Reading text: Begin

And although he was disappointed by the rapid spread of misinformation about what the program collected, he said, he was pleased by the impulse behind it.

“I’m quite happy, to be honest, because people are starting to be interested by this kind of question and they start to understand that, OK, maybe there are some privacy concerns,” Mr Robert said.

Still, he noted, such concerns often take a back seat to novelty.

“The cool factor is working a lot,” he said.

Mr Robert and two other researchers who investigated the issue all said they had found no evidence on Apple or Android phones that FaceApp was secretly uploading entire photo galleries.

But each voiced concern that the app, like many others, failed to alert users that their data was being uploaded to remote servers.

“If they don’t take privacy seriously, how seriously do they take security?” asked Will Strafach, the founder and chief executive of Guardian Firewall, a tool coming soon for iOS that aims to give users more control over their data.

Reading text: End

[What you have to do]:
Copy the passage in the FaceApp privacy text above that begins with "Mr Robert and" and ends with "entire photo galleries.", swapping "photo galleries" for "picture libraries".

Information provided: Begin

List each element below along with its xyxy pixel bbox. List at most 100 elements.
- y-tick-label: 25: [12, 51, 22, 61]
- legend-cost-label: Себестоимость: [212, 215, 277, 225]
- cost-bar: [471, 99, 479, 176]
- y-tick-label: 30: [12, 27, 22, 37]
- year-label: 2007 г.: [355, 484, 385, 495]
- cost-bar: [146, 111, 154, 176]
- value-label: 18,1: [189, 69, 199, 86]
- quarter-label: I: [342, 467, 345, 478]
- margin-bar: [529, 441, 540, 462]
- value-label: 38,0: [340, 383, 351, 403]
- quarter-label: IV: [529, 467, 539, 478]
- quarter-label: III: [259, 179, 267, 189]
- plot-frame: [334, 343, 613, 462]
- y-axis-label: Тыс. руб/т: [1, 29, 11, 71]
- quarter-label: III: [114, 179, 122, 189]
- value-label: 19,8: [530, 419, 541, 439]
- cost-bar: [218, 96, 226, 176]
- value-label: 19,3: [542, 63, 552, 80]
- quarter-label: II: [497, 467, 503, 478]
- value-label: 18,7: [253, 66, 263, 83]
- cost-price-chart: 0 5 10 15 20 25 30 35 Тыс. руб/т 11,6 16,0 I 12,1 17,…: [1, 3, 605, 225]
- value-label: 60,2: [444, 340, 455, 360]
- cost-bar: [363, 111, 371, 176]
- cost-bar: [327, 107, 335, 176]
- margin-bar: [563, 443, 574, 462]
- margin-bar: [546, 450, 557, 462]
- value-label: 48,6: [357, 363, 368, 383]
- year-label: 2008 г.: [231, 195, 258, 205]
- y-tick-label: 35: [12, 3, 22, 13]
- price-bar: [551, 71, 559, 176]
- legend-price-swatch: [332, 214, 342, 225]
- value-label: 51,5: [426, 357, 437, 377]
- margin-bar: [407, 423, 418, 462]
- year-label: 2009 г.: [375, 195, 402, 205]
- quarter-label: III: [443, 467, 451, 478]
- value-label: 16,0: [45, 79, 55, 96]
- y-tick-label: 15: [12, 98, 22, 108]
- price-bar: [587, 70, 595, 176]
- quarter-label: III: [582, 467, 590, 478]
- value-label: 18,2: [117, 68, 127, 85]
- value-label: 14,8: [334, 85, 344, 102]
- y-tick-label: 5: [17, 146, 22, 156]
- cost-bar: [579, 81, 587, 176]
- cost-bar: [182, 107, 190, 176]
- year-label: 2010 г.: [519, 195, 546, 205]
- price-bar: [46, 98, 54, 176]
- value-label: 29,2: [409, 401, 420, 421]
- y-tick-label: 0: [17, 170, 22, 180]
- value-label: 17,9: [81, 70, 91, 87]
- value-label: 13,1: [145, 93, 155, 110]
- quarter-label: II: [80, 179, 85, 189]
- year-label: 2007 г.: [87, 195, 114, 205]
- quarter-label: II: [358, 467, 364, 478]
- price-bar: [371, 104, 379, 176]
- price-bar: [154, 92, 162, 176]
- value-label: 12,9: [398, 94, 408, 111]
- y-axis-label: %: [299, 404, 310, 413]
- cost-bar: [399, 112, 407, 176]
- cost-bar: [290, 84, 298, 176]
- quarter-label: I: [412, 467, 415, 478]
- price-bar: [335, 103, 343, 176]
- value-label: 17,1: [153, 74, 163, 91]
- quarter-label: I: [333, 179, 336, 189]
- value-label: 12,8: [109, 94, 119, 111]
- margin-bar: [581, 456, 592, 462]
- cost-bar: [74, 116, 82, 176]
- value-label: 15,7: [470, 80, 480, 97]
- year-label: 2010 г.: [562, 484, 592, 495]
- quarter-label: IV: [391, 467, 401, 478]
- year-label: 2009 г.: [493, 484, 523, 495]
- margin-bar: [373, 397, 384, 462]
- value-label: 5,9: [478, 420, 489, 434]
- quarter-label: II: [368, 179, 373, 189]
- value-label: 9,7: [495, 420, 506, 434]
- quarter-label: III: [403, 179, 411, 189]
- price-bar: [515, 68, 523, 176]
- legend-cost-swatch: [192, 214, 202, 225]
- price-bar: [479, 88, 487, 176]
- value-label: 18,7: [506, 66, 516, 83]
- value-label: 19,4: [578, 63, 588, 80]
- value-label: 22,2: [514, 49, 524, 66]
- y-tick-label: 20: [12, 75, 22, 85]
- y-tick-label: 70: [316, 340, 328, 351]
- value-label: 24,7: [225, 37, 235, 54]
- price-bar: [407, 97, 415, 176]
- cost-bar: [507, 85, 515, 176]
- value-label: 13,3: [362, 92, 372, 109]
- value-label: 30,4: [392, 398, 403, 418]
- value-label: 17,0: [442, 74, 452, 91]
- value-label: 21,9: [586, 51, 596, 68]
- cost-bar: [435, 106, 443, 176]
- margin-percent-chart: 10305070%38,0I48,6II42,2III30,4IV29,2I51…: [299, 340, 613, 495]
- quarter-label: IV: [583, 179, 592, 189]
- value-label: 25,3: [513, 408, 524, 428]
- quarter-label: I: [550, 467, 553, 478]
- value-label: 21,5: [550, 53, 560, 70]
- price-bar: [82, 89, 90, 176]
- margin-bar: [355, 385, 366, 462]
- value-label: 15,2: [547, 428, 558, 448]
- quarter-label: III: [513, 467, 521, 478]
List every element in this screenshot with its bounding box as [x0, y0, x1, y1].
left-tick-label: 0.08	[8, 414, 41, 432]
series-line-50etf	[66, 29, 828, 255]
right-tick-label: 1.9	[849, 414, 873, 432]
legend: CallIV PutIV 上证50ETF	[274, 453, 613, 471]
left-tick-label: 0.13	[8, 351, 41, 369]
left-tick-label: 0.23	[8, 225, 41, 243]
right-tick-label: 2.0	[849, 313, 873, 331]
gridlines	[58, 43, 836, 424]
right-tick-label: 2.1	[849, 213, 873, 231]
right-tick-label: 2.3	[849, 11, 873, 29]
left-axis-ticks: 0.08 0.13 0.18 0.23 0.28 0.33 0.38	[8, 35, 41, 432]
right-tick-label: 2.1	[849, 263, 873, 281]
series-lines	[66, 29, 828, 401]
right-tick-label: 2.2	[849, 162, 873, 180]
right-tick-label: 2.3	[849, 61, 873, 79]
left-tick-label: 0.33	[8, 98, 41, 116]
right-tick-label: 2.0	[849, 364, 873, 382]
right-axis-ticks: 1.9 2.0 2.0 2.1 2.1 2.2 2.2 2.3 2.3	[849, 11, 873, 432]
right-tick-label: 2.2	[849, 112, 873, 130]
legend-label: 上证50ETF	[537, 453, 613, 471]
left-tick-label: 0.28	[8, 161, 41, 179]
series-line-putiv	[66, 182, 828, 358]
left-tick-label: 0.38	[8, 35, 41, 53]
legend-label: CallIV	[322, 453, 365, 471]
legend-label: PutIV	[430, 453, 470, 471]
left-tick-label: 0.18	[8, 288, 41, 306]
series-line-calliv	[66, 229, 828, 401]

Information provided: End

[Solution for this exercise]:
Mr Robert and two other researchers who investigated the issue all said they had found no evidence on Apple or Android phones that FaceApp was secretly uploading entire picture libraries.